* [PROBLEM TO SOLVE]: The records below are to be quoted in full; please keep every word exact.

(Source records)
**********

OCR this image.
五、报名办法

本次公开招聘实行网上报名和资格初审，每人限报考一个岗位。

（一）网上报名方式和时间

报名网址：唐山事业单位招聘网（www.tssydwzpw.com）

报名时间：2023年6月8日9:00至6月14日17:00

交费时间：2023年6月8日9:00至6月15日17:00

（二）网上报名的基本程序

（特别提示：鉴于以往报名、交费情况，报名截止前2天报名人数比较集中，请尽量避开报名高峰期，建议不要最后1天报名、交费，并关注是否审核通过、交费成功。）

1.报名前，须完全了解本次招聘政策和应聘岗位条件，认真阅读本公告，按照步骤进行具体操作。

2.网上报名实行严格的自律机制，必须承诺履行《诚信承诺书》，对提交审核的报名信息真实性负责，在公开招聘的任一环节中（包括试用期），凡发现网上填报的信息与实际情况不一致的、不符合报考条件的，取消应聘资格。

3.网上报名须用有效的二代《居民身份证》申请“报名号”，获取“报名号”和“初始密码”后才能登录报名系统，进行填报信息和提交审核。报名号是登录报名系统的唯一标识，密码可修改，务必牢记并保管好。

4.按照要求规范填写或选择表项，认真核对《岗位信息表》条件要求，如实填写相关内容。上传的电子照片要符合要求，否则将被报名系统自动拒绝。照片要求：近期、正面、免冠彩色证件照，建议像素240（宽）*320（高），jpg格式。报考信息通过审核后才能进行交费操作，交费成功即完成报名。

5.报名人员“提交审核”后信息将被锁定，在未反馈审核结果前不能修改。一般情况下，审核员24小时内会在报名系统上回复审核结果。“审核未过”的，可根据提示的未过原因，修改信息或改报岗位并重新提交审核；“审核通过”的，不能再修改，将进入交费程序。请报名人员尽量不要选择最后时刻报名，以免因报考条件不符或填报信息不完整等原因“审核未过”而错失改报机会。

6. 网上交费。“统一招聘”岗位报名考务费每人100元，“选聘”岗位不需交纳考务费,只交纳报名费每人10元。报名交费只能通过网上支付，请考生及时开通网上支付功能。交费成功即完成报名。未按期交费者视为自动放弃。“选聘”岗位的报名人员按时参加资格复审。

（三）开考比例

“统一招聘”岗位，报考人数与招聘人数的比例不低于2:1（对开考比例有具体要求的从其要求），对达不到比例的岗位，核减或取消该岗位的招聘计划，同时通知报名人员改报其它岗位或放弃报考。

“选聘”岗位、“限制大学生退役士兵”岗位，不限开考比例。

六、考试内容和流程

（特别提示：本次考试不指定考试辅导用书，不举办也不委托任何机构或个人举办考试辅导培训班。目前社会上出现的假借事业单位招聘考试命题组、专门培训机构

**********

* [ANSWER BELOW]:
OCR this image.
五、报名办法

本次公开招聘实行网上报名和资格初审，每人限报考一个岗位。

（一）网上报名方式和时间

报名网址：唐山事业单位招聘网（www.tssydwzpw.com）

报名时间：2023年6月8日9:00至6月14日17:00

交费时间：2023年6月8日9:00至6月15日17:00

（二）网上报名的基本程序

（特别提示：鉴于以往报名、交费情况，报名截止前2天报名人数比较集中，请尽量避开报名高峰期，建议不要最后1天报名、交费，并关注是否审核通过、交费成功。）

1.报名前，须完全了解本次招聘政策和应聘岗位条件，认真阅读本公告，按照步骤进行具体操作。

2.网上报名实行严格的自律机制，必须承诺履行《诚信承诺书》，对提交审核的报名信息真实性负责，在公开招聘的任一环节中（包括试用期），凡发现网上填报的信息与实际情况不一致的、不符合报考条件的，取消应聘资格。

3.网上报名须用有效的二代《居民身份证》申请“报名号”，获取“报名号”和“初始密码”后才能登录报名系统，进行填报信息和提交审核。报名号是登录报名系统的唯一标识，密码可修改，务必牢记并保管好。

4.按照要求规范填写或选择表项，认真核对《岗位信息表》条件要求，如实填写相关内容。上传的电子照片要符合要求，否则将被报名系统自动拒绝。照片要求：近期、正面、免冠彩色证件照，建议像素240（宽）*320（高），jpg格式。报考信息通过审核后才能进行交费操作，交费成功即完成报名。

5.报名人员“提交审核”后信息将被锁定，在未反馈审核结果前不能修改。一般情况下，审核员24小时内会在报名系统上回复审核结果。“审核未过”的，可根据提示的未过原因，修改信息或改报岗位并重新提交审核；“审核通过”的，不能再修改，将进入交费程序。请报名人员尽量不要选择最后时刻报名，以免因报考条件不符或填报信息不完整等原因“审核未过”而错失改报机会。

6. 网上交费。“统一招聘”岗位报名考务费每人100元，“选聘”岗位不需交纳考务费,只交纳报名费每人10元。报名交费只能通过网上支付，请考生及时开通网上支付功能。交费成功即完成报名。未按期交费者视为自动放弃。“选聘”岗位的报名人员按时参加资格复审。

（三）开考比例

“统一招聘”岗位，报考人数与招聘人数的比例不低于2:1（对开考比例有具体要求的从其要求），对达不到比例的岗位，核减或取消该岗位的招聘计划，同时通知报名人员改报其它岗位或放弃报考。

“选聘”岗位、“限制大学生退役士兵”岗位，不限开考比例。

六、考试内容和流程

（特别提示：本次考试不指定考试辅导用书，不举办也不委托任何机构或个人举办考试辅导培训班。目前社会上出现的假借事业单位招聘考试命题组、专门培训机构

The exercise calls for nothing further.